**What you should do**: Your task is to repeat the lines below exactly, excluding any pictures they contain.

──────────

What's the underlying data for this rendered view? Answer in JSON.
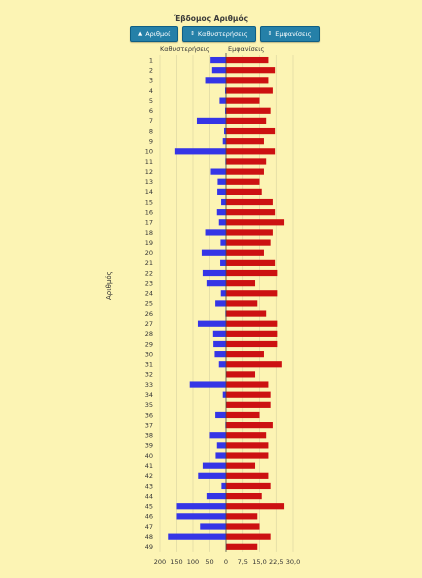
{
  "title": "Έβδομος Αριθμός",
  "buttons": {
    "numbers": {
      "label": "Αριθμοί",
      "icon": "sort-up-icon"
    },
    "delays": {
      "label": "Καθυστερήσεις",
      "icon": "sort-icon"
    },
    "appearances": {
      "label": "Εμφανίσεις",
      "icon": "sort-icon"
    }
  },
  "colors": {
    "delays": "#3535e6",
    "appearances": "#cc1111",
    "background": "#fcf4b4",
    "button": "#2580a8"
  },
  "chart_data": {
    "type": "bar",
    "orientation": "horizontal",
    "ylabel": "Αριθμός",
    "categories": [
      "1",
      "2",
      "3",
      "4",
      "5",
      "6",
      "7",
      "8",
      "9",
      "10",
      "11",
      "12",
      "13",
      "14",
      "15",
      "16",
      "17",
      "18",
      "19",
      "20",
      "21",
      "22",
      "23",
      "24",
      "25",
      "26",
      "27",
      "28",
      "29",
      "30",
      "31",
      "32",
      "33",
      "34",
      "35",
      "36",
      "37",
      "38",
      "39",
      "40",
      "41",
      "42",
      "43",
      "44",
      "45",
      "46",
      "47",
      "48",
      "49"
    ],
    "series": [
      {
        "name": "Καθυστερήσεις",
        "axis_ticks": [
          "200",
          "150",
          "100",
          "50",
          "0"
        ],
        "xlim": [
          0,
          200
        ],
        "values": [
          48,
          43,
          62,
          3,
          20,
          3,
          88,
          6,
          10,
          155,
          2,
          47,
          26,
          27,
          15,
          28,
          22,
          62,
          17,
          73,
          18,
          70,
          58,
          16,
          33,
          2,
          85,
          40,
          39,
          35,
          22,
          0,
          110,
          10,
          0,
          33,
          2,
          50,
          28,
          32,
          70,
          84,
          14,
          58,
          150,
          150,
          78,
          175,
          0
        ]
      },
      {
        "name": "Εμφανίσεις",
        "axis_ticks": [
          "0",
          "7,5",
          "15,0",
          "22,5",
          "30,0"
        ],
        "xlim": [
          0,
          30
        ],
        "values": [
          19,
          22,
          19,
          21,
          15,
          20,
          18,
          22,
          17,
          22,
          18,
          17,
          15,
          16,
          21,
          22,
          26,
          21,
          20,
          17,
          22,
          23,
          13,
          23,
          14,
          18,
          23,
          23,
          23,
          17,
          25,
          13,
          19,
          20,
          20,
          15,
          21,
          18,
          19,
          19,
          13,
          19,
          20,
          16,
          26,
          14,
          15,
          20,
          14
        ]
      }
    ]
  }
}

──────────

**Answer in full**:
What's the underlying data for this rendered view? Answer in JSON.
{
  "title": "Έβδομος Αριθμός",
  "buttons": {
    "numbers": {
      "label": "Αριθμοί",
      "icon": "sort-up-icon"
    },
    "delays": {
      "label": "Καθυστερήσεις",
      "icon": "sort-icon"
    },
    "appearances": {
      "label": "Εμφανίσεις",
      "icon": "sort-icon"
    }
  },
  "colors": {
    "delays": "#3535e6",
    "appearances": "#cc1111",
    "background": "#fcf4b4",
    "button": "#2580a8"
  },
  "chart_data": {
    "type": "bar",
    "orientation": "horizontal",
    "ylabel": "Αριθμός",
    "categories": [
      "1",
      "2",
      "3",
      "4",
      "5",
      "6",
      "7",
      "8",
      "9",
      "10",
      "11",
      "12",
      "13",
      "14",
      "15",
      "16",
      "17",
      "18",
      "19",
      "20",
      "21",
      "22",
      "23",
      "24",
      "25",
      "26",
      "27",
      "28",
      "29",
      "30",
      "31",
      "32",
      "33",
      "34",
      "35",
      "36",
      "37",
      "38",
      "39",
      "40",
      "41",
      "42",
      "43",
      "44",
      "45",
      "46",
      "47",
      "48",
      "49"
    ],
    "series": [
      {
        "name": "Καθυστερήσεις",
        "axis_ticks": [
          "200",
          "150",
          "100",
          "50",
          "0"
        ],
        "xlim": [
          0,
          200
        ],
        "values": [
          48,
          43,
          62,
          3,
          20,
          3,
          88,
          6,
          10,
          155,
          2,
          47,
          26,
          27,
          15,
          28,
          22,
          62,
          17,
          73,
          18,
          70,
          58,
          16,
          33,
          2,
          85,
          40,
          39,
          35,
          22,
          0,
          110,
          10,
          0,
          33,
          2,
          50,
          28,
          32,
          70,
          84,
          14,
          58,
          150,
          150,
          78,
          175,
          0
        ]
      },
      {
        "name": "Εμφανίσεις",
        "axis_ticks": [
          "0",
          "7,5",
          "15,0",
          "22,5",
          "30,0"
        ],
        "xlim": [
          0,
          30
        ],
        "values": [
          19,
          22,
          19,
          21,
          15,
          20,
          18,
          22,
          17,
          22,
          18,
          17,
          15,
          16,
          21,
          22,
          26,
          21,
          20,
          17,
          22,
          23,
          13,
          23,
          14,
          18,
          23,
          23,
          23,
          17,
          25,
          13,
          19,
          20,
          20,
          15,
          21,
          18,
          19,
          19,
          13,
          19,
          20,
          16,
          26,
          14,
          15,
          20,
          14
        ]
      }
    ]
  }
}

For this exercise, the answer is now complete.